What the task asks> Copy out the lines from the one containing "answer-option-3[interactable]: Check with" to the one containing "radio-icon [911,548,945,582]", including both, unchanged.

== == ==

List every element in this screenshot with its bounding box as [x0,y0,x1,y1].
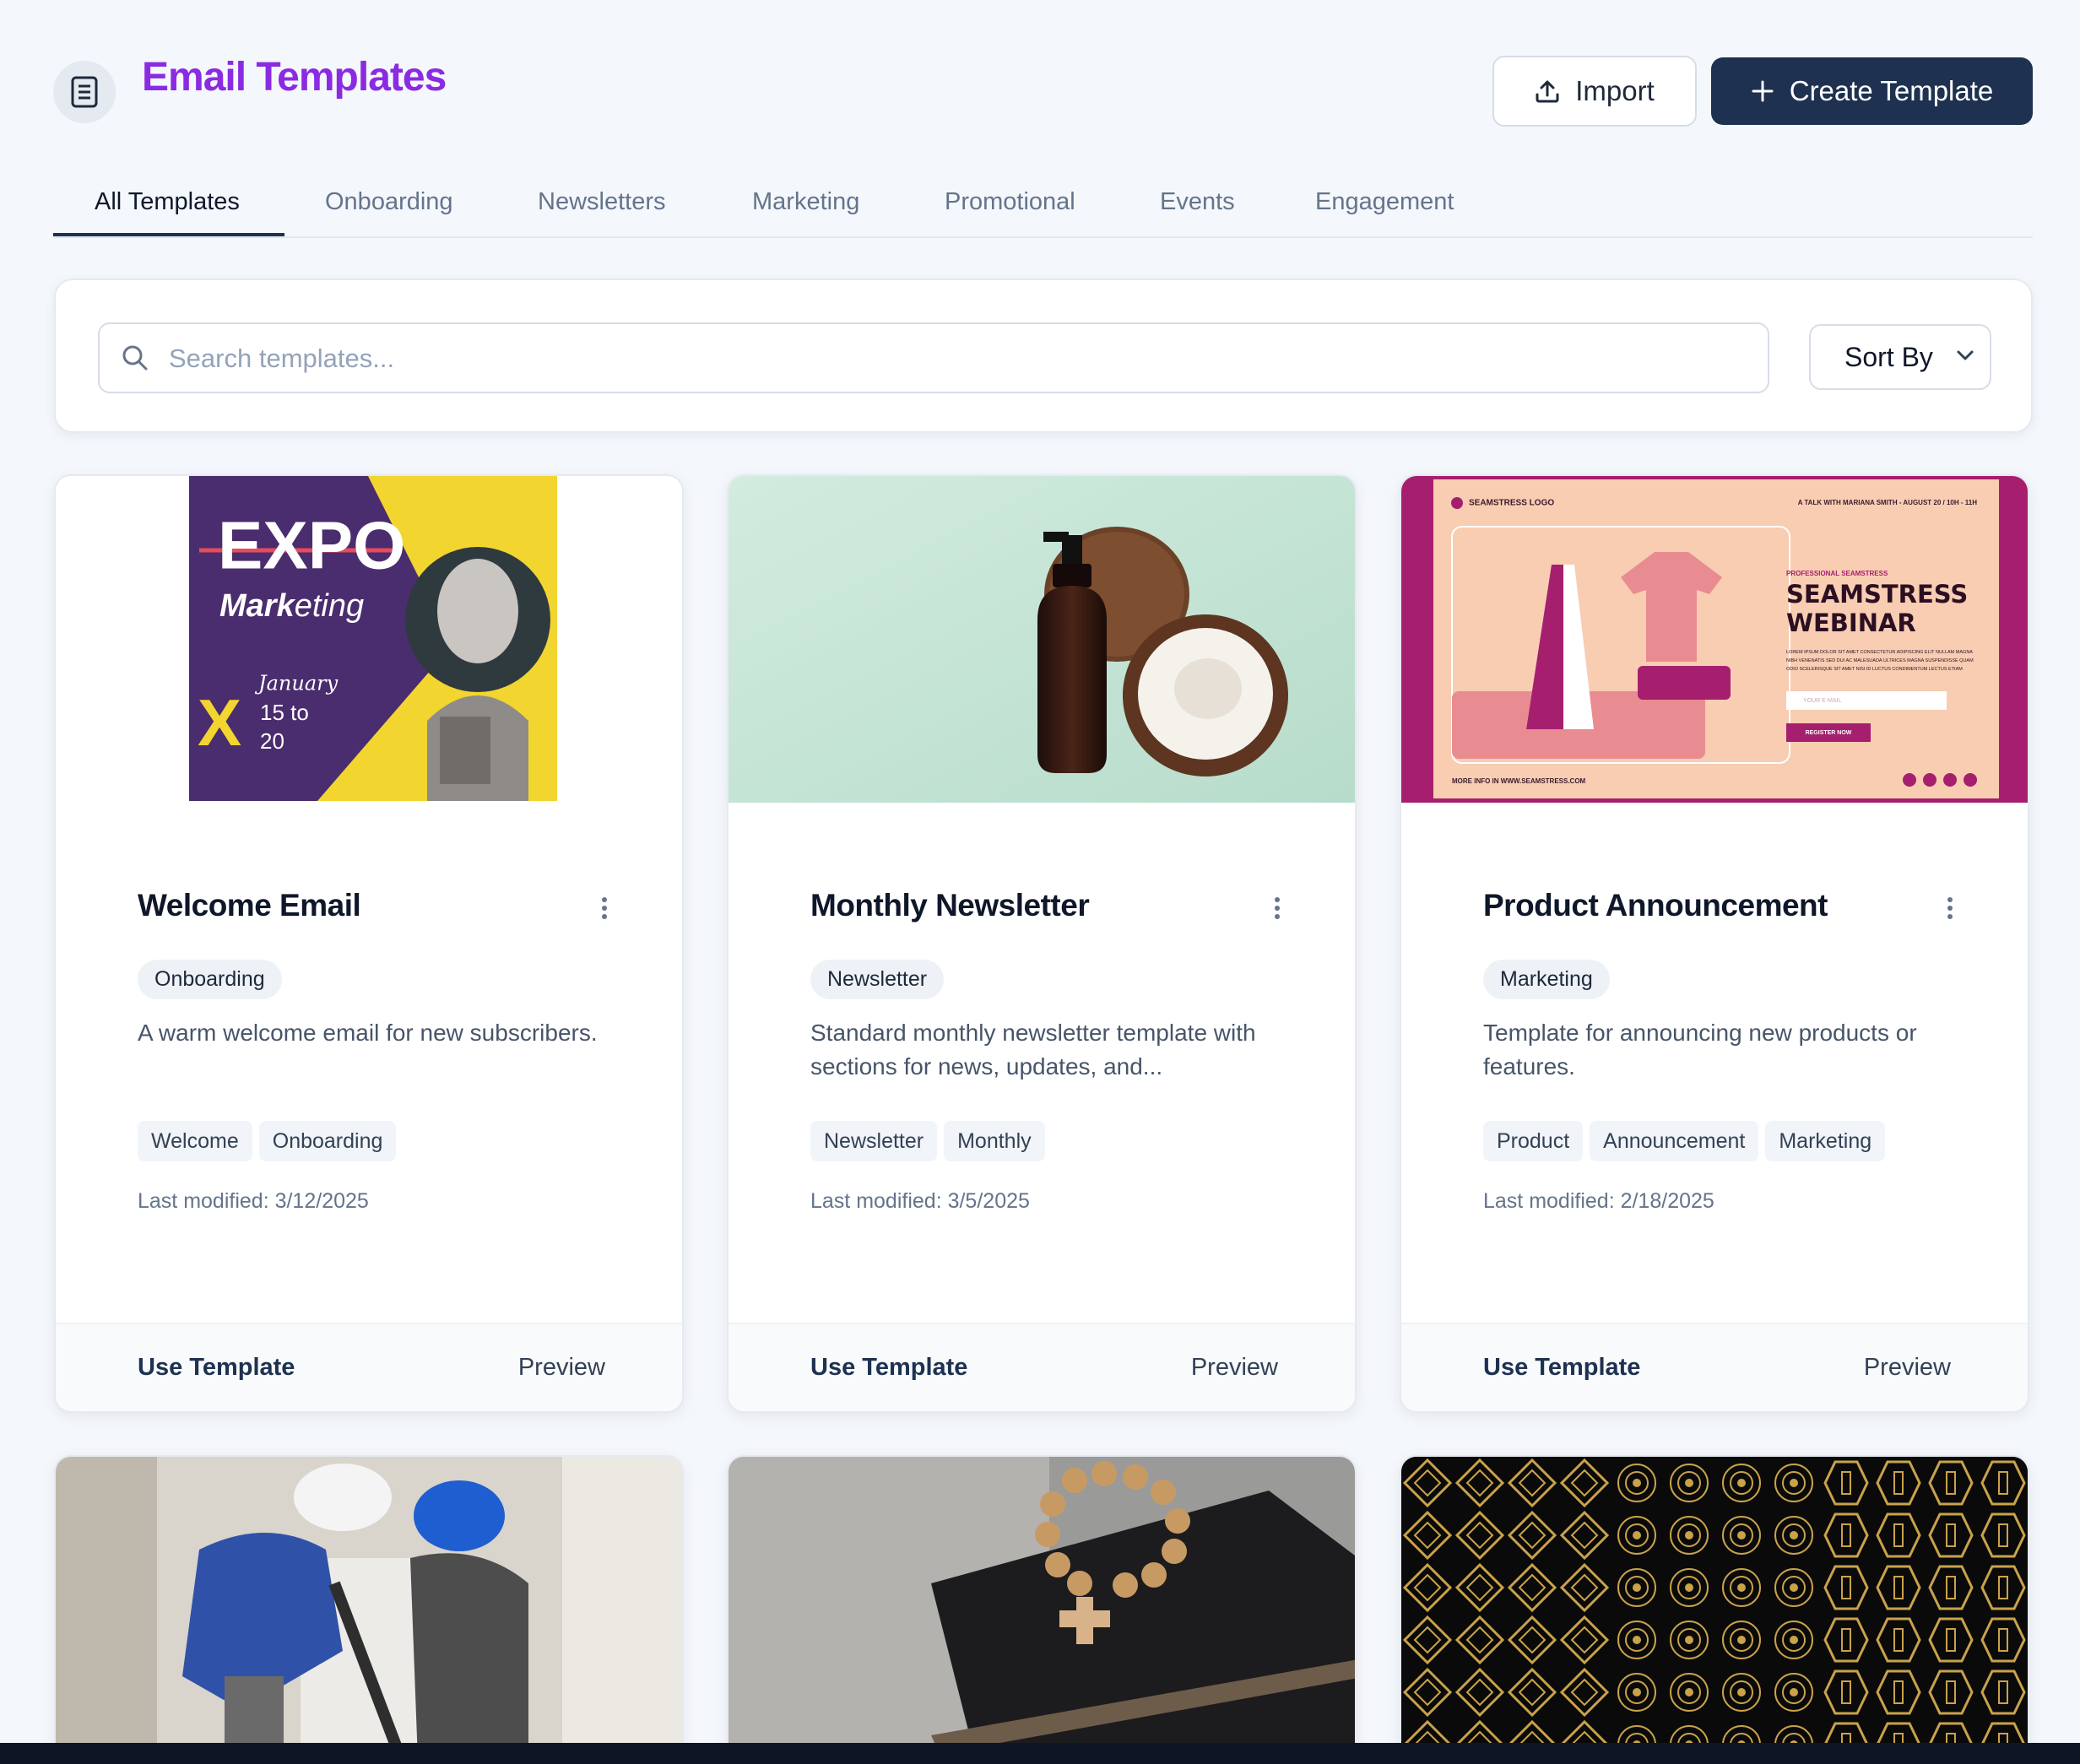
tab-all-templates[interactable]: All Templates [95,188,240,216]
tag-list: Welcome Onboarding [138,1121,397,1161]
search-icon [122,345,148,371]
template-thumbnail: EXPO Marketing X January 15 to 20 [56,476,682,803]
category-badge: Newsletter [810,960,945,999]
card-footer: Use Template Preview [729,1323,1355,1411]
tag: Announcement [1590,1121,1759,1161]
last-modified: Last modified: 2/18/2025 [1483,1189,1714,1213]
sort-by-select[interactable]: Sort By [1809,324,1991,390]
card-title: Monthly Newsletter [810,888,1090,923]
expo-marketing-image: EXPO Marketing X January 15 to 20 [189,476,557,801]
tag: Monthly [944,1121,1045,1161]
search-input[interactable] [169,338,1739,380]
card-title: Product Announcement [1483,888,1828,923]
template-thumbnail: SEAMSTRESS LOGO A TALK WITH MARIANA SMIT… [1401,476,2028,803]
svg-text:Marketing: Marketing [219,588,364,624]
import-label: Import [1575,75,1655,106]
tag: Product [1483,1121,1584,1161]
category-tabs: All Templates Onboarding Newsletters Mar… [53,173,2033,238]
use-template-button[interactable]: Use Template [138,1354,295,1382]
tag-list: Product Announcement Marketing [1483,1121,1886,1161]
tab-marketing[interactable]: Marketing [752,188,859,216]
preview-button[interactable]: Preview [518,1354,605,1382]
thumb-date-range: 15 to [260,700,309,725]
template-thumbnail [729,1457,1355,1764]
thumb-headline-1: SEAMSTRESS [1786,580,1968,609]
document-icon [53,61,116,123]
thumb-date-end: 20 [260,728,284,754]
tab-promotional[interactable]: Promotional [945,188,1075,216]
tab-engagement[interactable]: Engagement [1315,188,1454,216]
template-card-product-announcement[interactable]: SEAMSTRESS LOGO A TALK WITH MARIANA SMIT… [1400,474,2029,1413]
active-tab-indicator [53,233,284,236]
plus-icon [1752,80,1774,102]
template-thumbnail [729,476,1355,803]
thumb-logo: SEAMSTRESS LOGO [1469,499,1554,508]
category-badge: Onboarding [138,960,282,999]
sort-by-label: Sort By [1844,341,1933,372]
more-options-icon[interactable] [1260,888,1294,928]
tab-newsletters[interactable]: Newsletters [538,188,666,216]
search-panel: Sort By [54,279,2033,433]
search-box [98,322,1769,393]
seamstress-webinar-image: SEAMSTRESS LOGO A TALK WITH MARIANA SMIT… [1401,476,2028,803]
tag-list: Newsletter Monthly [810,1121,1045,1161]
thumb-body-3: ODIO SCELERISQUE SIT AMET NISI ID LUCTUS… [1786,667,1963,672]
card-footer: Use Template Preview [56,1323,682,1411]
thumb-email-placeholder: YOUR E-MAIL [1803,698,1842,704]
card-description: Standard monthly newsletter template wit… [810,1020,1256,1080]
use-template-button[interactable]: Use Template [810,1354,967,1382]
template-card-monthly-newsletter[interactable]: Monthly Newsletter Newsletter Standard m… [727,474,1357,1413]
template-card-art-deco[interactable] [1400,1455,2029,1764]
template-card-welcome-email[interactable]: EXPO Marketing X January 15 to 20 Welcom… [54,474,684,1413]
thumb-register: REGISTER NOW [1806,730,1852,736]
use-template-button[interactable]: Use Template [1483,1354,1640,1382]
bottom-edge-bar [0,1743,2080,1764]
template-thumbnail [1401,1457,2028,1764]
thumb-more-info: MORE INFO IN WWW.SEAMSTRESS.COM [1452,777,1586,785]
thumb-kicker: PROFESSIONAL SEAMSTRESS [1786,570,1888,577]
thumb-date-month: January [254,672,339,695]
chevron-down-icon [1957,350,1974,360]
thumb-body-1: LOREM IPSUM DOLOR SIT AMET CONSECTETUR A… [1786,650,1973,655]
art-deco-pattern-image [1401,1457,2028,1764]
tag: Welcome [138,1121,252,1161]
tab-events[interactable]: Events [1160,188,1235,216]
preview-button[interactable]: Preview [1191,1354,1278,1382]
template-card-workers[interactable] [54,1455,684,1764]
last-modified: Last modified: 3/5/2025 [810,1189,1030,1213]
card-footer: Use Template Preview [1401,1323,2028,1411]
tag: Marketing [1765,1121,1886,1161]
thumb-headline-2: WEBINAR [1786,609,1916,637]
category-badge: Marketing [1483,960,1610,999]
create-template-label: Create Template [1789,75,1994,106]
thumb-marketing-rest: eting [295,588,364,624]
last-modified: Last modified: 3/12/2025 [138,1189,369,1213]
thumb-talk: A TALK WITH MARIANA SMITH - AUGUST 20 / … [1798,499,1978,506]
rosary-book-image [729,1457,1355,1764]
page-title: Email Templates [142,55,447,100]
template-card-rosary[interactable] [727,1455,1357,1764]
create-template-button[interactable]: Create Template [1711,57,2033,125]
thumb-marketing-bold: Mark [219,588,296,624]
thumb-expo-text: EXPO [218,508,405,583]
soap-coconut-image [729,476,1355,803]
tag: Newsletter [810,1121,938,1161]
more-options-icon[interactable] [588,888,621,928]
construction-workers-image [56,1457,682,1764]
thumb-x-mark: X [198,685,241,760]
more-options-icon[interactable] [1933,888,1967,928]
template-thumbnail [56,1457,682,1764]
thumb-body-2: NIBH VENENATIS SED DUI AC MALESUADA ULTR… [1786,658,1974,663]
import-button[interactable]: Import [1492,56,1697,127]
card-description: A warm welcome email for new subscribers… [138,1020,598,1046]
email-templates-page: Email Templates Import Create Template A… [0,0,2080,1764]
preview-button[interactable]: Preview [1864,1354,1951,1382]
tag: Onboarding [258,1121,397,1161]
card-title: Welcome Email [138,888,361,923]
upload-icon [1536,80,1559,103]
tab-onboarding[interactable]: Onboarding [325,188,453,216]
card-description: Template for announcing new products or … [1483,1020,1917,1080]
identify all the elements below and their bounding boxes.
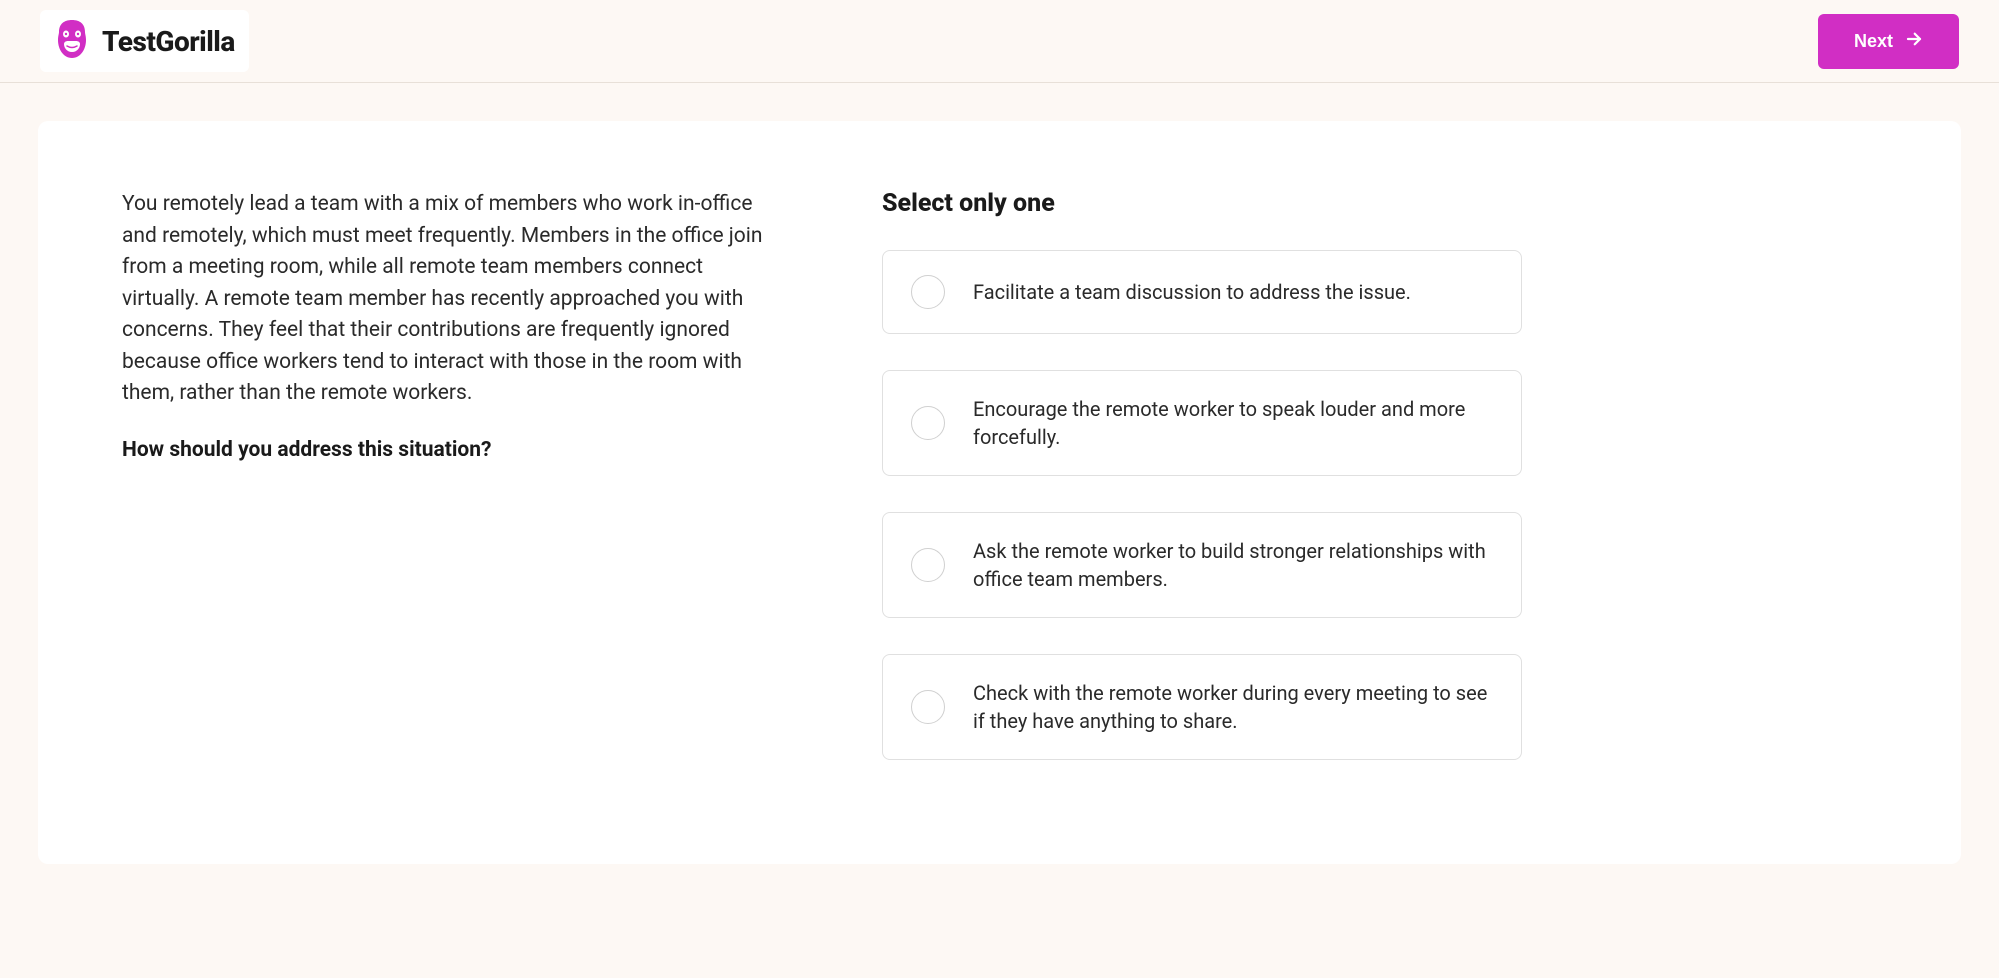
answer-option-3[interactable]: Check with the remote worker during ever… [882,654,1522,760]
instruction-heading: Select only one [882,189,1522,218]
option-text: Encourage the remote worker to speak lou… [973,395,1493,451]
option-text: Facilitate a team discussion to address … [973,278,1411,306]
question-card: You remotely lead a team with a mix of m… [38,121,1961,864]
radio-icon [911,406,945,440]
header: TestGorilla Next [0,0,1999,83]
answer-option-0[interactable]: Facilitate a team discussion to address … [882,250,1522,334]
logo: TestGorilla [40,10,249,72]
radio-icon [911,690,945,724]
question-column: You remotely lead a team with a mix of m… [122,189,782,796]
next-button-label: Next [1854,31,1893,52]
arrow-right-icon [1905,30,1923,53]
radio-icon [911,275,945,309]
option-text: Check with the remote worker during ever… [973,679,1493,735]
answer-option-1[interactable]: Encourage the remote worker to speak lou… [882,370,1522,476]
next-button[interactable]: Next [1818,14,1959,69]
radio-icon [911,548,945,582]
gorilla-icon [54,18,90,64]
answer-option-2[interactable]: Ask the remote worker to build stronger … [882,512,1522,618]
logo-text: TestGorilla [102,25,235,58]
question-prompt: How should you address this situation? [122,438,782,462]
content-wrapper: You remotely lead a team with a mix of m… [0,83,1999,902]
option-text: Ask the remote worker to build stronger … [973,537,1493,593]
answers-column: Select only one Facilitate a team discus… [882,189,1522,796]
scenario-text: You remotely lead a team with a mix of m… [122,189,782,410]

== == ==

Exercise response>
answer-option-3[interactable]: Check with the remote worker during ever… [882,654,1522,760]
instruction-heading: Select only one [882,189,1522,218]
option-text: Encourage the remote worker to speak lou… [973,395,1493,451]
option-text: Facilitate a team discussion to address … [973,278,1411,306]
question-card: You remotely lead a team with a mix of m… [38,121,1961,864]
radio-icon [911,406,945,440]
header: TestGorilla Next [0,0,1999,83]
answer-option-0[interactable]: Facilitate a team discussion to address … [882,250,1522,334]
logo: TestGorilla [40,10,249,72]
radio-icon [911,690,945,724]
question-column: You remotely lead a team with a mix of m… [122,189,782,796]
next-button-label: Next [1854,31,1893,52]
arrow-right-icon [1905,30,1923,53]
radio-icon [911,275,945,309]
option-text: Check with the remote worker during ever… [973,679,1493,735]
answer-option-1[interactable]: Encourage the remote worker to speak lou… [882,370,1522,476]
next-button[interactable]: Next [1818,14,1959,69]
radio-icon [911,548,945,582]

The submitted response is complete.